Work through the data below line by line and say how many lines hold "your"; give only the number.

Dataset entries
━━━
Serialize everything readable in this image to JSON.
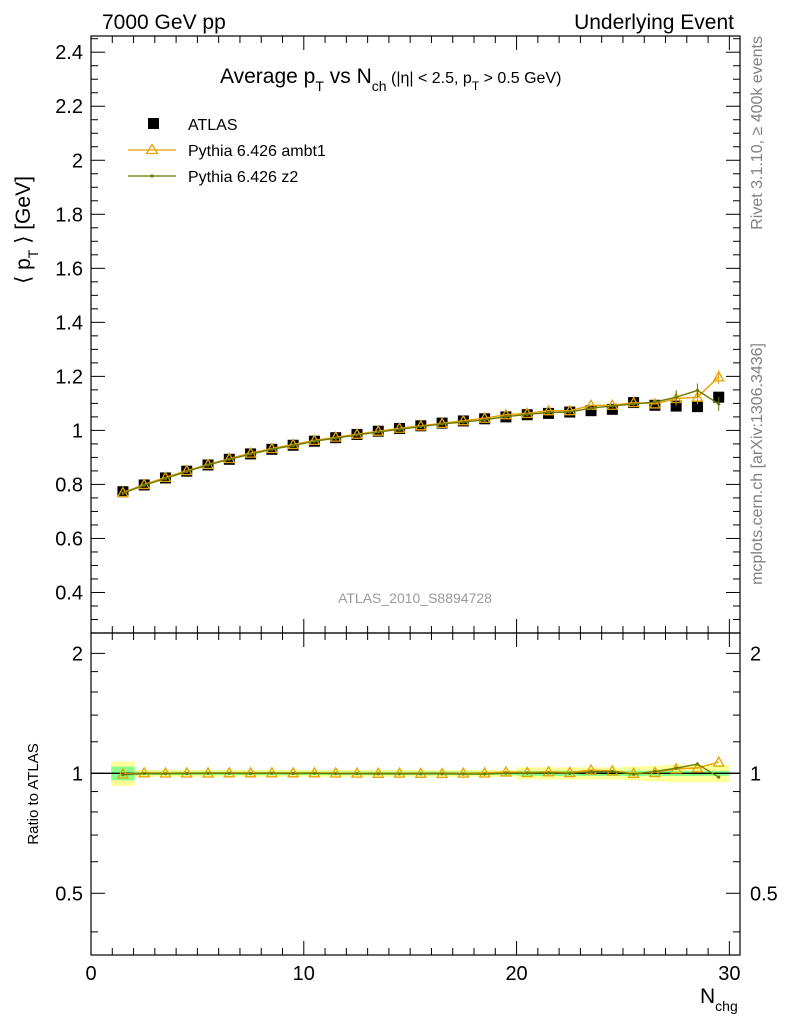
{
  "header": {
    "left": "7000 GeV pp",
    "right": "Underlying Event"
  },
  "title": {
    "main": "Average p",
    "main_sub": "T",
    "vs": " vs N",
    "vs_sub": "ch",
    "cuts_a": " (|η| < 2.5, p",
    "cuts_sub": "T",
    "cuts_b": " > 0.5 GeV)"
  },
  "y_label": {
    "pre": "⟨ p",
    "sub": "T",
    "post": " ⟩ [GeV]"
  },
  "ratio_y_label": "Ratio to ATLAS",
  "x_label": {
    "main": "N",
    "sub": "chg"
  },
  "side_text": {
    "top": "Rivet 3.1.10, ≥ 400k events",
    "bottom": "mcplots.cern.ch [arXiv:1306.3436]"
  },
  "analysis_id": "ATLAS_2010_S8894728",
  "colors": {
    "data": "#000000",
    "ambt1": "#e8a200",
    "z2": "#6b7a00",
    "band_inner": "#88ff88",
    "band_outer": "#ffff99"
  },
  "chart_data": [
    {
      "type": "scatter",
      "title": "Average pT vs Nch (|η| < 2.5, pT > 0.5 GeV)",
      "xlabel": "Nchg",
      "ylabel": "⟨ pT ⟩ [GeV]",
      "xlim": [
        0,
        30.5
      ],
      "ylim": [
        0.25,
        2.46
      ],
      "xticks": [
        "0",
        "10",
        "20",
        "30"
      ],
      "yticks": [
        "0.4",
        "0.6",
        "0.8",
        "1",
        "1.2",
        "1.4",
        "1.6",
        "1.8",
        "2",
        "2.2",
        "2.4"
      ],
      "legend_position": "top-left",
      "x": [
        1.5,
        2.5,
        3.5,
        4.5,
        5.5,
        6.5,
        7.5,
        8.5,
        9.5,
        10.5,
        11.5,
        12.5,
        13.5,
        14.5,
        15.5,
        16.5,
        17.5,
        18.5,
        19.5,
        20.5,
        21.5,
        22.5,
        23.5,
        24.5,
        25.5,
        26.5,
        27.5,
        28.5,
        29.5
      ],
      "series": [
        {
          "name": "ATLAS",
          "marker": "square",
          "values": [
            0.773,
            0.798,
            0.824,
            0.849,
            0.872,
            0.893,
            0.913,
            0.93,
            0.945,
            0.96,
            0.973,
            0.985,
            0.997,
            1.007,
            1.017,
            1.027,
            1.035,
            1.043,
            1.05,
            1.058,
            1.063,
            1.068,
            1.073,
            1.078,
            1.103,
            1.093,
            1.09,
            1.088,
            1.123
          ]
        },
        {
          "name": "Pythia 6.426 ambt1",
          "marker": "open-triangle",
          "values": [
            0.77,
            0.8,
            0.826,
            0.851,
            0.874,
            0.896,
            0.916,
            0.933,
            0.948,
            0.963,
            0.975,
            0.986,
            0.997,
            1.008,
            1.017,
            1.026,
            1.036,
            1.045,
            1.058,
            1.063,
            1.073,
            1.073,
            1.093,
            1.093,
            1.103,
            1.098,
            1.118,
            1.123,
            1.198
          ]
        },
        {
          "name": "Pythia 6.426 z2",
          "marker": "dot",
          "values": [
            0.767,
            0.797,
            0.822,
            0.848,
            0.872,
            0.893,
            0.912,
            0.93,
            0.944,
            0.96,
            0.971,
            0.983,
            0.994,
            1.004,
            1.014,
            1.024,
            1.031,
            1.039,
            1.051,
            1.059,
            1.066,
            1.068,
            1.083,
            1.09,
            1.098,
            1.105,
            1.123,
            1.148,
            1.098
          ]
        }
      ]
    },
    {
      "type": "line",
      "title": "",
      "xlabel": "Nchg",
      "ylabel": "Ratio to ATLAS",
      "xlim": [
        0,
        30.5
      ],
      "ylim": [
        0.35,
        2.25
      ],
      "yscale": "log",
      "yticks": [
        "0.5",
        "1",
        "2"
      ],
      "x": [
        1.5,
        2.5,
        3.5,
        4.5,
        5.5,
        6.5,
        7.5,
        8.5,
        9.5,
        10.5,
        11.5,
        12.5,
        13.5,
        14.5,
        15.5,
        16.5,
        17.5,
        18.5,
        19.5,
        20.5,
        21.5,
        22.5,
        23.5,
        24.5,
        25.5,
        26.5,
        27.5,
        28.5,
        29.5
      ],
      "band_inner_halfwidth": [
        0.04,
        0.01,
        0.01,
        0.01,
        0.01,
        0.01,
        0.01,
        0.01,
        0.01,
        0.01,
        0.01,
        0.01,
        0.01,
        0.01,
        0.01,
        0.01,
        0.01,
        0.01,
        0.01,
        0.015,
        0.015,
        0.015,
        0.015,
        0.015,
        0.015,
        0.015,
        0.015,
        0.015,
        0.015
      ],
      "band_outer_halfwidth": [
        0.07,
        0.02,
        0.02,
        0.02,
        0.02,
        0.02,
        0.02,
        0.02,
        0.02,
        0.02,
        0.02,
        0.02,
        0.02,
        0.02,
        0.02,
        0.02,
        0.02,
        0.02,
        0.02,
        0.035,
        0.035,
        0.035,
        0.035,
        0.035,
        0.04,
        0.045,
        0.05,
        0.05,
        0.05
      ],
      "series": [
        {
          "name": "Pythia 6.426 ambt1",
          "values": [
            0.996,
            1.003,
            1.002,
            1.002,
            1.002,
            1.003,
            1.003,
            1.003,
            1.003,
            1.003,
            1.002,
            1.001,
            1.0,
            1.001,
            1.0,
            0.999,
            1.001,
            1.002,
            1.008,
            1.005,
            1.009,
            1.005,
            1.019,
            1.014,
            1.0,
            1.005,
            1.026,
            1.032,
            1.067
          ]
        },
        {
          "name": "Pythia 6.426 z2",
          "values": [
            0.992,
            0.999,
            0.998,
            0.999,
            1.0,
            1.0,
            0.999,
            1.0,
            0.999,
            1.0,
            0.998,
            0.998,
            0.997,
            0.997,
            0.997,
            0.997,
            0.996,
            0.996,
            1.001,
            1.001,
            1.003,
            1.0,
            1.009,
            1.011,
            0.995,
            1.011,
            1.03,
            1.055,
            0.978
          ]
        }
      ]
    }
  ]
}
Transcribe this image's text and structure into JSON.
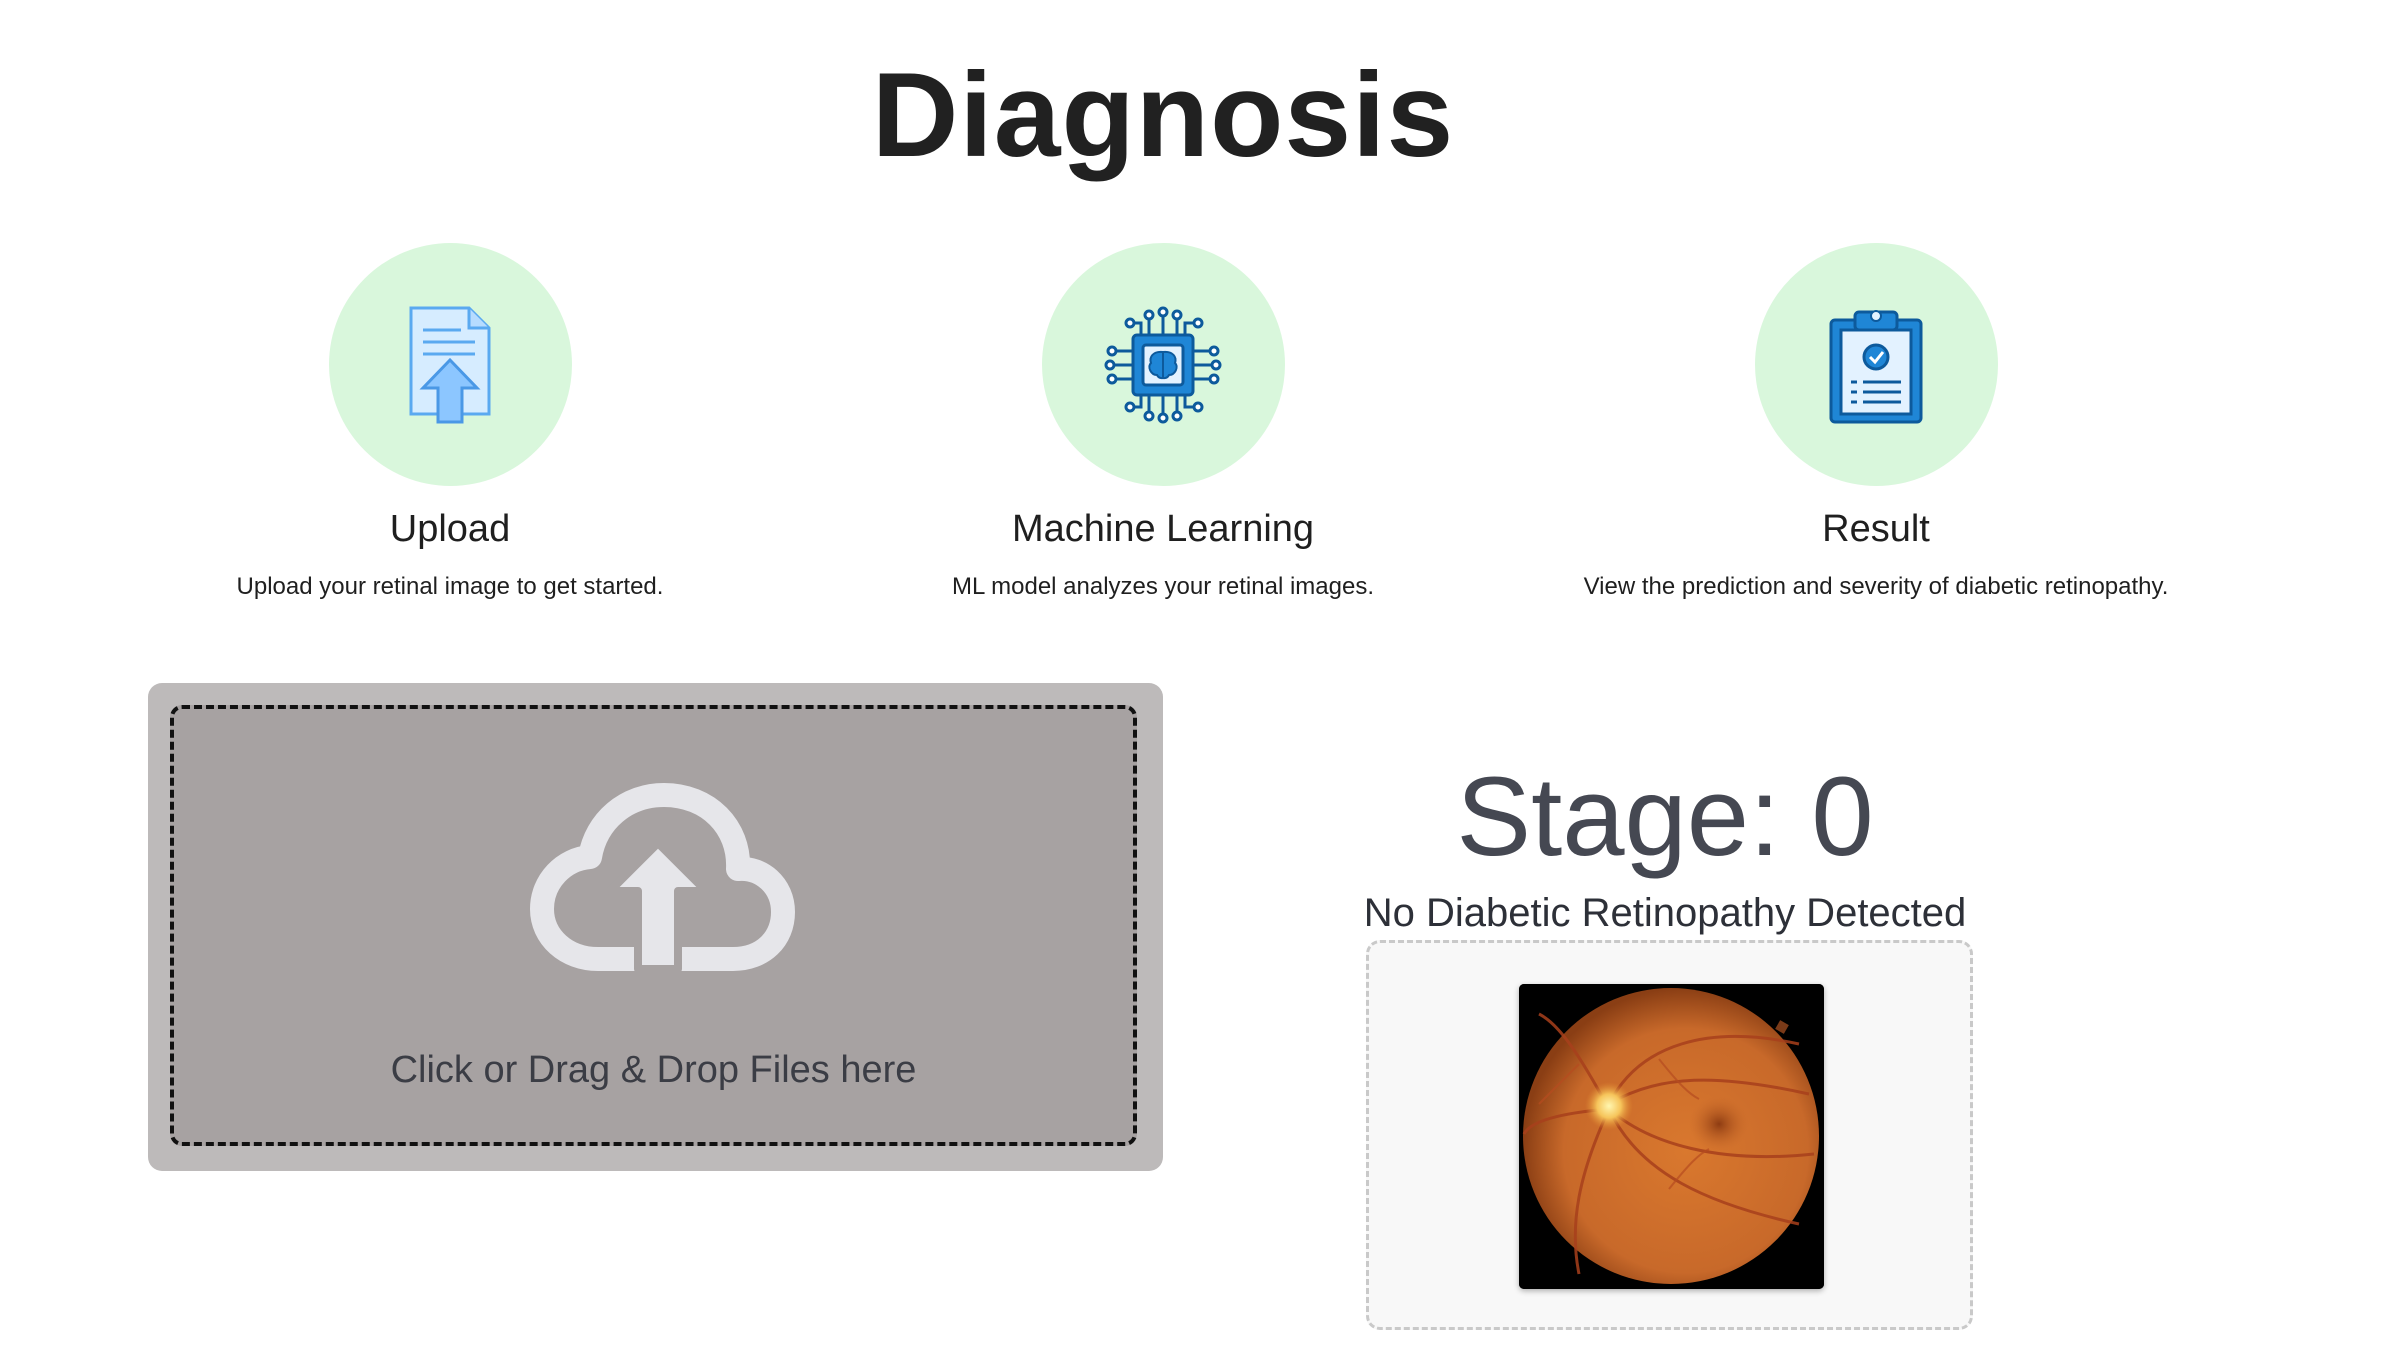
{
  "page": {
    "title": "Diagnosis"
  },
  "steps": [
    {
      "title": "Upload",
      "description": "Upload your retinal image to get started.",
      "icon": "upload-document-icon"
    },
    {
      "title": "Machine Learning",
      "description": "ML model analyzes your retinal images.",
      "icon": "ai-brain-chip-icon"
    },
    {
      "title": "Result",
      "description": "View the prediction and severity of diabetic retinopathy.",
      "icon": "clipboard-result-icon"
    }
  ],
  "upload": {
    "label": "Click or Drag & Drop Files here",
    "icon": "cloud-upload-icon"
  },
  "result": {
    "stage": "Stage: 0",
    "description": "No Diabetic Retinopathy Detected"
  },
  "colors": {
    "step_circle": "#d9f7dc",
    "upload_panel": "#bdbaba",
    "drop_zone": "#a7a2a2",
    "accent_blue": "#1f86d6"
  }
}
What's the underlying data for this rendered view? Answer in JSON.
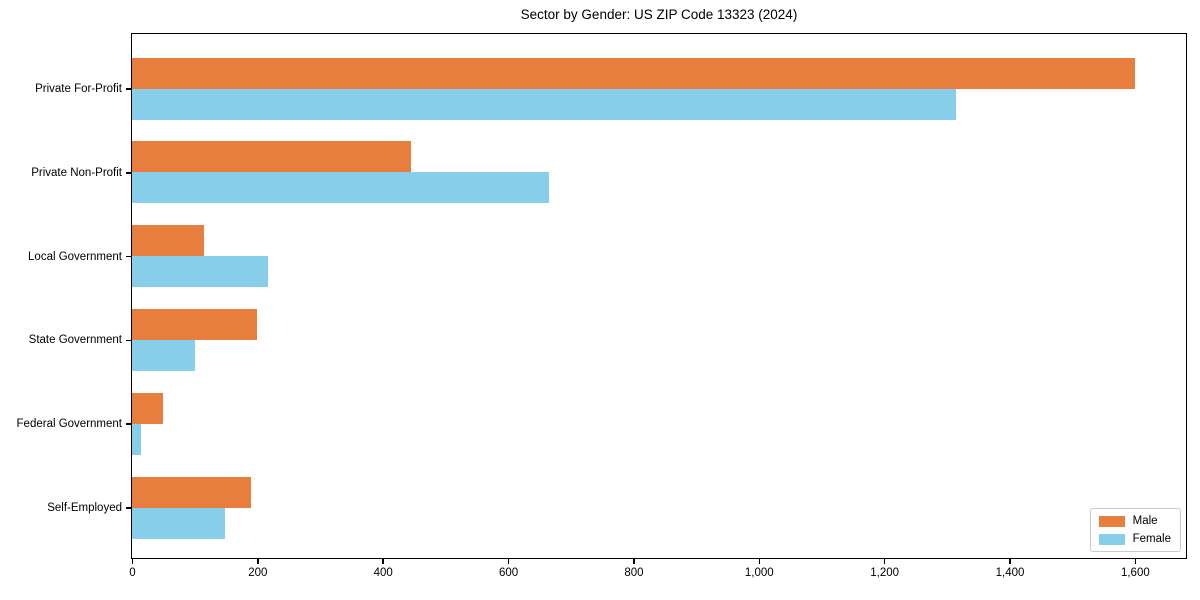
{
  "chart_data": {
    "type": "bar",
    "orientation": "horizontal",
    "title": "Sector by Gender: US ZIP Code 13323 (2024)",
    "categories": [
      "Private For-Profit",
      "Private Non-Profit",
      "Local Government",
      "State Government",
      "Federal Government",
      "Self-Employed"
    ],
    "series": [
      {
        "name": "Male",
        "color": "#e87e3e",
        "values": [
          1600,
          445,
          115,
          200,
          50,
          190
        ]
      },
      {
        "name": "Female",
        "color": "#87ceeb",
        "values": [
          1315,
          665,
          217,
          100,
          15,
          148
        ]
      }
    ],
    "xlabel": "",
    "ylabel": "",
    "xlim": [
      0,
      1680
    ],
    "xticks": [
      0,
      200,
      400,
      600,
      800,
      1000,
      1200,
      1400,
      1600
    ],
    "xtick_labels": [
      "0",
      "200",
      "400",
      "600",
      "800",
      "1,000",
      "1,200",
      "1,400",
      "1,600"
    ],
    "grid": false,
    "legend_position": "lower right",
    "axis_color": "#000000",
    "background_color": "#ffffff"
  }
}
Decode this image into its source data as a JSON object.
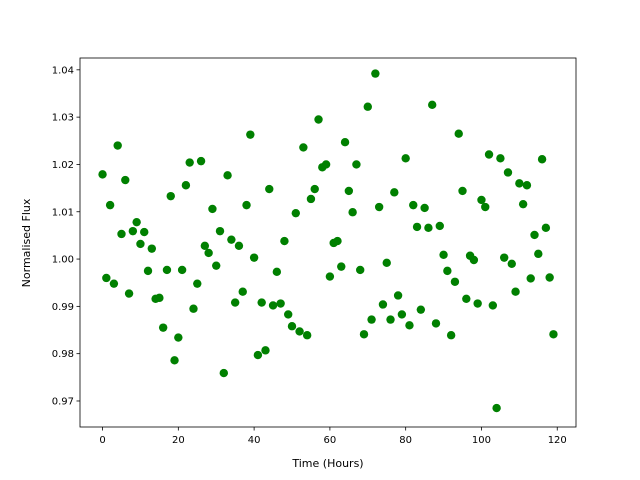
{
  "chart_data": {
    "type": "scatter",
    "x_label": "Time (Hours)",
    "y_label": "Normalised Flux",
    "color": "#008000",
    "xlim": [
      -5.95,
      124.95
    ],
    "ylim": [
      0.9645,
      1.0425
    ],
    "xticks": [
      0,
      20,
      40,
      60,
      80,
      100,
      120
    ],
    "yticks": [
      0.97,
      0.98,
      0.99,
      {
        "value": 1.0,
        "label": "1.00"
      },
      1.01,
      1.02,
      1.03,
      1.04
    ],
    "x": [
      0,
      1,
      2,
      3,
      4,
      5,
      6,
      7,
      8,
      9,
      10,
      11,
      12,
      13,
      14,
      15,
      16,
      17,
      18,
      19,
      20,
      21,
      22,
      23,
      24,
      25,
      26,
      27,
      28,
      29,
      30,
      31,
      32,
      33,
      34,
      35,
      36,
      37,
      38,
      39,
      40,
      41,
      42,
      43,
      44,
      45,
      46,
      47,
      48,
      49,
      50,
      51,
      52,
      53,
      54,
      55,
      56,
      57,
      58,
      59,
      60,
      61,
      62,
      63,
      64,
      65,
      66,
      67,
      68,
      69,
      70,
      71,
      72,
      73,
      74,
      75,
      76,
      77,
      78,
      79,
      80,
      81,
      82,
      83,
      84,
      85,
      86,
      87,
      88,
      89,
      90,
      91,
      92,
      93,
      94,
      95,
      96,
      97,
      98,
      99,
      100,
      101,
      102,
      103,
      104,
      105,
      106,
      107,
      108,
      109,
      110,
      111,
      112,
      113,
      114,
      115,
      116,
      117,
      118,
      119
    ],
    "y": [
      1.0179,
      0.996,
      1.0114,
      0.9948,
      1.024,
      1.0053,
      1.0167,
      0.9927,
      1.0059,
      1.0078,
      1.0032,
      1.0057,
      0.9975,
      1.0022,
      0.9916,
      0.9918,
      0.9855,
      0.9977,
      1.0133,
      0.9786,
      0.9834,
      0.9977,
      1.0156,
      1.0204,
      0.9895,
      0.9948,
      1.0207,
      1.0028,
      1.0013,
      1.0106,
      0.9986,
      1.0059,
      0.9759,
      1.0177,
      1.0041,
      0.9908,
      1.0028,
      0.9931,
      1.0114,
      1.0263,
      1.0003,
      0.9797,
      0.9908,
      0.9807,
      1.0148,
      0.9902,
      0.9973,
      0.9906,
      1.0038,
      0.9883,
      0.9858,
      1.0097,
      0.9847,
      1.0236,
      0.9839,
      1.0127,
      1.0148,
      1.0295,
      1.0194,
      1.02,
      0.9963,
      1.0034,
      1.0038,
      0.9984,
      1.0247,
      1.0144,
      1.0099,
      1.02,
      0.9977,
      0.9841,
      1.0322,
      0.9872,
      1.0392,
      1.011,
      0.9904,
      0.9992,
      0.9872,
      1.0141,
      0.9923,
      0.9883,
      1.0213,
      0.986,
      1.0114,
      1.0068,
      0.9893,
      1.0108,
      1.0066,
      1.0326,
      0.9864,
      1.007,
      1.0009,
      0.9975,
      0.9839,
      0.9952,
      1.0265,
      1.0144,
      0.9916,
      1.0007,
      0.9998,
      0.9906,
      1.0125,
      1.011,
      1.0221,
      0.9902,
      0.9685,
      1.0213,
      1.0003,
      1.0183,
      0.999,
      0.9931,
      1.016,
      1.0116,
      1.0156,
      0.9959,
      1.0051,
      1.0011,
      1.0211,
      1.0066,
      0.9961,
      0.9841
    ]
  }
}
━━━
§ THE OUTPUT
2